# Problem requirements
Extract all lines containing "hint".

>> begin

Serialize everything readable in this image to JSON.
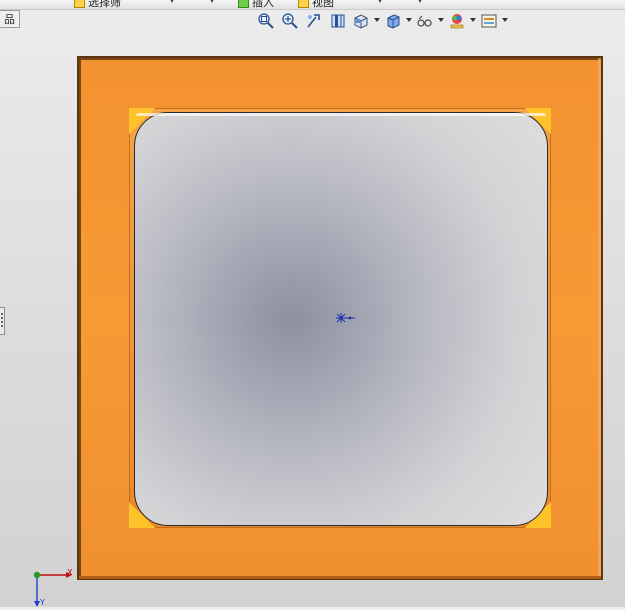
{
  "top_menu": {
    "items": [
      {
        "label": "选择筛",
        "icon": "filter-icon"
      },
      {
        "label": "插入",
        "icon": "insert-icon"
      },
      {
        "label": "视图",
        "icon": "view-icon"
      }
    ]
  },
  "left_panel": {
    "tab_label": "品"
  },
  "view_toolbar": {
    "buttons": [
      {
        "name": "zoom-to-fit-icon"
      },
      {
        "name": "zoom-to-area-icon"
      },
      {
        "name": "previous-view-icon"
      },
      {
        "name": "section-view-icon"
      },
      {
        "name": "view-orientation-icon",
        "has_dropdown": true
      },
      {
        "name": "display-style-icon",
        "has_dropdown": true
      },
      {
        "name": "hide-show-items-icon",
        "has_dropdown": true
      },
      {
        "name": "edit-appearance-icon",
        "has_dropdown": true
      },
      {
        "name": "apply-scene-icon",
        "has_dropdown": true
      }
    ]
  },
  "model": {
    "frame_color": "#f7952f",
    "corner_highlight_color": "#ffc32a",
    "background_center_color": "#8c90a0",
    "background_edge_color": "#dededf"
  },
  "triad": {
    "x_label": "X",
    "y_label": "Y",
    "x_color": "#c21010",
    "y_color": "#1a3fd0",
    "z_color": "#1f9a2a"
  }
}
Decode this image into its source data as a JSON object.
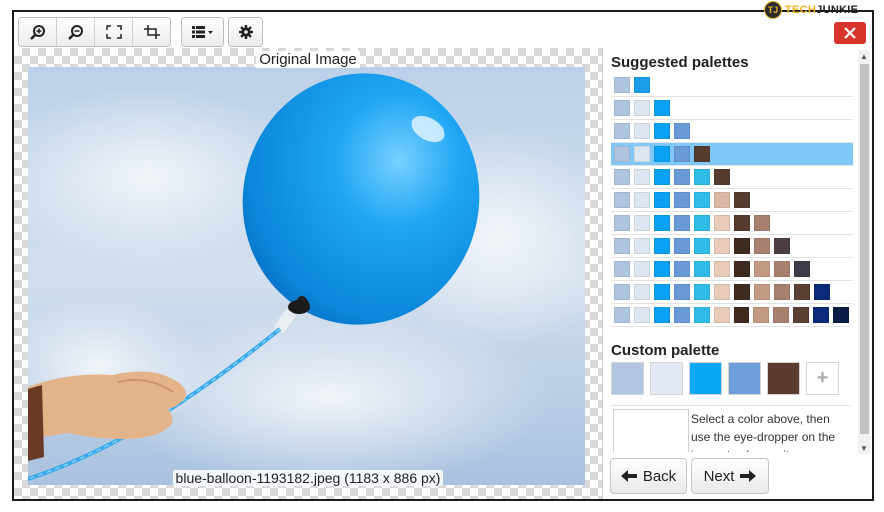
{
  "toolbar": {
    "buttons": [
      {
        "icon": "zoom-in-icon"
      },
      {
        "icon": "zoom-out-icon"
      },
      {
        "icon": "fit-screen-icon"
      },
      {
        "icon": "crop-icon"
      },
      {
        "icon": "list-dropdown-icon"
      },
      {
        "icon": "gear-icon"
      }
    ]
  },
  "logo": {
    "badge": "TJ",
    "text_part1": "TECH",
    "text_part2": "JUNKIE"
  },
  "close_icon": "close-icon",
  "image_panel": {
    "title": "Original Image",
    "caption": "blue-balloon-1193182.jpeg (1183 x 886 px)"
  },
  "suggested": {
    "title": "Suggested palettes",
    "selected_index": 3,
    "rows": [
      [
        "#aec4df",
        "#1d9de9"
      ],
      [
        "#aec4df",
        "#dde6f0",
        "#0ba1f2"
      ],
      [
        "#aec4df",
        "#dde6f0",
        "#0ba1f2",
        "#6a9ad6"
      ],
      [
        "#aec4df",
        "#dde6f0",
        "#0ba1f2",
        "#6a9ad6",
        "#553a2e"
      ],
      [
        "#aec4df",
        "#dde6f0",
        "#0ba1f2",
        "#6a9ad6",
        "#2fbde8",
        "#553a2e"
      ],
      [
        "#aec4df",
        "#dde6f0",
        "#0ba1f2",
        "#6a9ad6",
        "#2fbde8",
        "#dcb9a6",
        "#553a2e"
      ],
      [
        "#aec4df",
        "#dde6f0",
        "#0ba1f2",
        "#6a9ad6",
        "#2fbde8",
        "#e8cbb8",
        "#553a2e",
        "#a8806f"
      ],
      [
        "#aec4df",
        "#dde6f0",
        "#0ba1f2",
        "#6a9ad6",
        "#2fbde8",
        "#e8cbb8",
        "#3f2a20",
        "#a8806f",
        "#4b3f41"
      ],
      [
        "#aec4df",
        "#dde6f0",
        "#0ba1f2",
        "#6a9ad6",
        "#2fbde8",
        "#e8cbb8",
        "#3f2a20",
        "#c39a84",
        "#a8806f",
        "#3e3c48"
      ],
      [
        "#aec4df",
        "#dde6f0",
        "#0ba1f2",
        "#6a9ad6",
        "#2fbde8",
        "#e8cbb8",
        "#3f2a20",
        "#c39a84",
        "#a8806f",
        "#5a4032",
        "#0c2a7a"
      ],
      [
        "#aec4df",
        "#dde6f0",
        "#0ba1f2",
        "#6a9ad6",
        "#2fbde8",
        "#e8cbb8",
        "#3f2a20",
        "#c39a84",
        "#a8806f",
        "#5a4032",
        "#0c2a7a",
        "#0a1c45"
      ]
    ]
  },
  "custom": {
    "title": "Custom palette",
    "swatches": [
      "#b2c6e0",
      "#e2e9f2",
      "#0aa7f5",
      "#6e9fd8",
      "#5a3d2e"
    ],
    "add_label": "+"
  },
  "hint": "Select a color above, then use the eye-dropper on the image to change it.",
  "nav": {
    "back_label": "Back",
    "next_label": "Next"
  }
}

>> end
>> begin

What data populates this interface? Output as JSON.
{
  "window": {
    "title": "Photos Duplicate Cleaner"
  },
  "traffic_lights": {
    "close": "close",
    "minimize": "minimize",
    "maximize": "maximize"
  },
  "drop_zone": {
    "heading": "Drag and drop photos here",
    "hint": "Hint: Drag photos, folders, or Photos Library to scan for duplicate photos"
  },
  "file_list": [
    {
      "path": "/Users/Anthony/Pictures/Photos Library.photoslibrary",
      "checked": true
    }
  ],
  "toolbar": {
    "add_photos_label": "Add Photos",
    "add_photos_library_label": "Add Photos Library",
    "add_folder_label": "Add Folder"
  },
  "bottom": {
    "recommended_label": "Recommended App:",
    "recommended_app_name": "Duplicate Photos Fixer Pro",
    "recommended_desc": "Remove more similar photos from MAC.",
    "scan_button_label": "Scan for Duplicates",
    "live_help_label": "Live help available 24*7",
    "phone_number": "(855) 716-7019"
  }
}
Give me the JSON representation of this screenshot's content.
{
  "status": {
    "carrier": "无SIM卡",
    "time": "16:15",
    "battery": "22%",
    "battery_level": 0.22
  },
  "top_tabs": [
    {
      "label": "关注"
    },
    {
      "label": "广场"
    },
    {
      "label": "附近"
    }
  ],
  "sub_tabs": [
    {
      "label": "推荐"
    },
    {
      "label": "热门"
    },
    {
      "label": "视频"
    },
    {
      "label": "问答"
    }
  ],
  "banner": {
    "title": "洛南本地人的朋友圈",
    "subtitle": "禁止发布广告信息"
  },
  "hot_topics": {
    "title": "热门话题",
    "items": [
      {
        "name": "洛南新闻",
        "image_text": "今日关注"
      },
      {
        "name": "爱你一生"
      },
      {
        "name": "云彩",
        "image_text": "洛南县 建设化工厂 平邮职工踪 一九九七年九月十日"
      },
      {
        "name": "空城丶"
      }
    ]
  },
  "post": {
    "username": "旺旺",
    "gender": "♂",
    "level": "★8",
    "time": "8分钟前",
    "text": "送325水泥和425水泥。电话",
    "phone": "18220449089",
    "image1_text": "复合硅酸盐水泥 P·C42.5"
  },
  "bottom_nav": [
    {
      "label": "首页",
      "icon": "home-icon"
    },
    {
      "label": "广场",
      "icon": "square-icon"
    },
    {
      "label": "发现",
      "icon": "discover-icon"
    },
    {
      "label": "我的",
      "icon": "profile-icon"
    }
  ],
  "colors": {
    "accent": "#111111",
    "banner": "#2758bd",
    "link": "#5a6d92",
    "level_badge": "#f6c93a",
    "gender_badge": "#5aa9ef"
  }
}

>> end
>> begin

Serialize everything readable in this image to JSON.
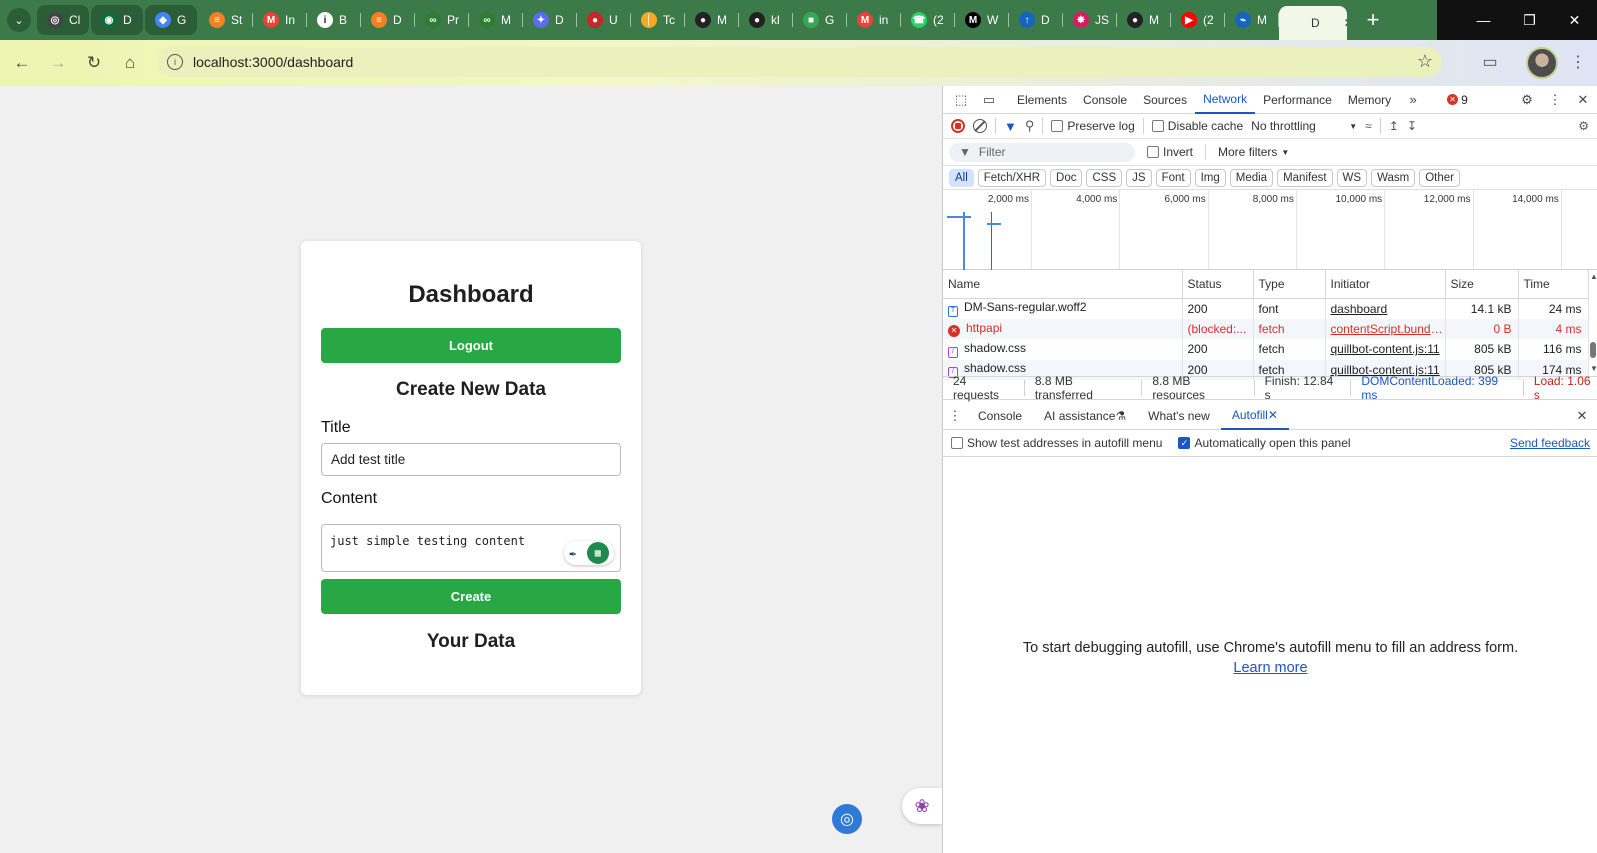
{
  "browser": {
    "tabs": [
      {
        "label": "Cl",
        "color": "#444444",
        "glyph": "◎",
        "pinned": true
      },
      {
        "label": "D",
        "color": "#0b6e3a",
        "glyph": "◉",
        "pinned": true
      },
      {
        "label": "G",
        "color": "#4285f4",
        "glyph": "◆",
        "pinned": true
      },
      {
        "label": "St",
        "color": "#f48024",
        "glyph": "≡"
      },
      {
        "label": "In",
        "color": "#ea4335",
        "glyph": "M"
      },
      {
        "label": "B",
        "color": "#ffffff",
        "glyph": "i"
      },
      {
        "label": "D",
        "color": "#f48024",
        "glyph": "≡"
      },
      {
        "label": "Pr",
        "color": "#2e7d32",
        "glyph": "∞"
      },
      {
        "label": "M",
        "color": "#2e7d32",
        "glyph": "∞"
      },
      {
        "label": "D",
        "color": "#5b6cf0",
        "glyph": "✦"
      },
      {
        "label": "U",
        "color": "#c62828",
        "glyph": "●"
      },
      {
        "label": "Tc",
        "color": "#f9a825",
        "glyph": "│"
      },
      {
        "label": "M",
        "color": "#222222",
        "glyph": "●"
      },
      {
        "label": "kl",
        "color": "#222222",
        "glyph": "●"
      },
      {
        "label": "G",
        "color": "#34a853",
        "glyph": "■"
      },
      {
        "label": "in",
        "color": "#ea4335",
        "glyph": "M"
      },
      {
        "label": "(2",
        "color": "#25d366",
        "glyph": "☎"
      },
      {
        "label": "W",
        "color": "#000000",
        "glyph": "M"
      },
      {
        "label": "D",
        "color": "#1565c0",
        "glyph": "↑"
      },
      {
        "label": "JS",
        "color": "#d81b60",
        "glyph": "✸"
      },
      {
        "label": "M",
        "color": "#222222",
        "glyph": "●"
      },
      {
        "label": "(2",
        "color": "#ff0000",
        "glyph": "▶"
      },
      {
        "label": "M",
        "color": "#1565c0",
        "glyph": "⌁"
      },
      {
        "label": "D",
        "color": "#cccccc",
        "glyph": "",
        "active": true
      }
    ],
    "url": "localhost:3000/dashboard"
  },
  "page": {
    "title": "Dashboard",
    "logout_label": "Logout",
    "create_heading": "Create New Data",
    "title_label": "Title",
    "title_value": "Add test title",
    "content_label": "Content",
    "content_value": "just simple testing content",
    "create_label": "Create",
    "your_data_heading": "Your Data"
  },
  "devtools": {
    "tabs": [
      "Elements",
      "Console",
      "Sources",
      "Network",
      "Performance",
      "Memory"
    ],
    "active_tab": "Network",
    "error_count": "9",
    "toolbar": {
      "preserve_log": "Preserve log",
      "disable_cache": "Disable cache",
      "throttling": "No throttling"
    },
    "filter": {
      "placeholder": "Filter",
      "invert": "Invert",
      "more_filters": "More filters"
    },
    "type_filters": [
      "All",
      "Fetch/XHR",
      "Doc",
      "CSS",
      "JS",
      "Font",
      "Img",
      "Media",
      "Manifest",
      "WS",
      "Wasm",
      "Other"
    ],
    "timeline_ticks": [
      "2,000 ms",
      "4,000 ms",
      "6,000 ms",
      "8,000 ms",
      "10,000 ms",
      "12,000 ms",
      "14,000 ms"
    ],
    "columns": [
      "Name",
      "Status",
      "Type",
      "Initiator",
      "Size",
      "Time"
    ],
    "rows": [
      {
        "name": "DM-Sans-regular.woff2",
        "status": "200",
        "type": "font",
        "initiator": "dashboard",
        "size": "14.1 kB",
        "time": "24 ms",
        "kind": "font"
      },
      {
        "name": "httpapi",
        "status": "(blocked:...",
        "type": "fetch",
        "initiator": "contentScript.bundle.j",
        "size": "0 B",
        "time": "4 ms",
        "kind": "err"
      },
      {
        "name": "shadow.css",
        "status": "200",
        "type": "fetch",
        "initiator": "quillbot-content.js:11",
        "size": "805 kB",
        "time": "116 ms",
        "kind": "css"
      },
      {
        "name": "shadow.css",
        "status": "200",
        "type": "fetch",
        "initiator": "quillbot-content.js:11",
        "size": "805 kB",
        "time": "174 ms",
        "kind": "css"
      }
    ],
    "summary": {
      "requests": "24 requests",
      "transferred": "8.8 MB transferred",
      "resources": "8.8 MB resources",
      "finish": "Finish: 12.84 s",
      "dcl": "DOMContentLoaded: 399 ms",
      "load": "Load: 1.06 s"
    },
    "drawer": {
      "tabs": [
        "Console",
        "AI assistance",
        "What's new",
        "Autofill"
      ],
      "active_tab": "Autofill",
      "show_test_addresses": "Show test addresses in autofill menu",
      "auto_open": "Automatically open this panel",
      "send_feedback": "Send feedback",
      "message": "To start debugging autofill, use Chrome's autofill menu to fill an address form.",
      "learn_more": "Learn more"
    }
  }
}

>> end

# Exercise output
  "hint": "Select a color above, then use the eye-dropper on the image to change it.",
    "hint": "Hint: Drag photos, folders, or Photos Library to scan for duplicate photos"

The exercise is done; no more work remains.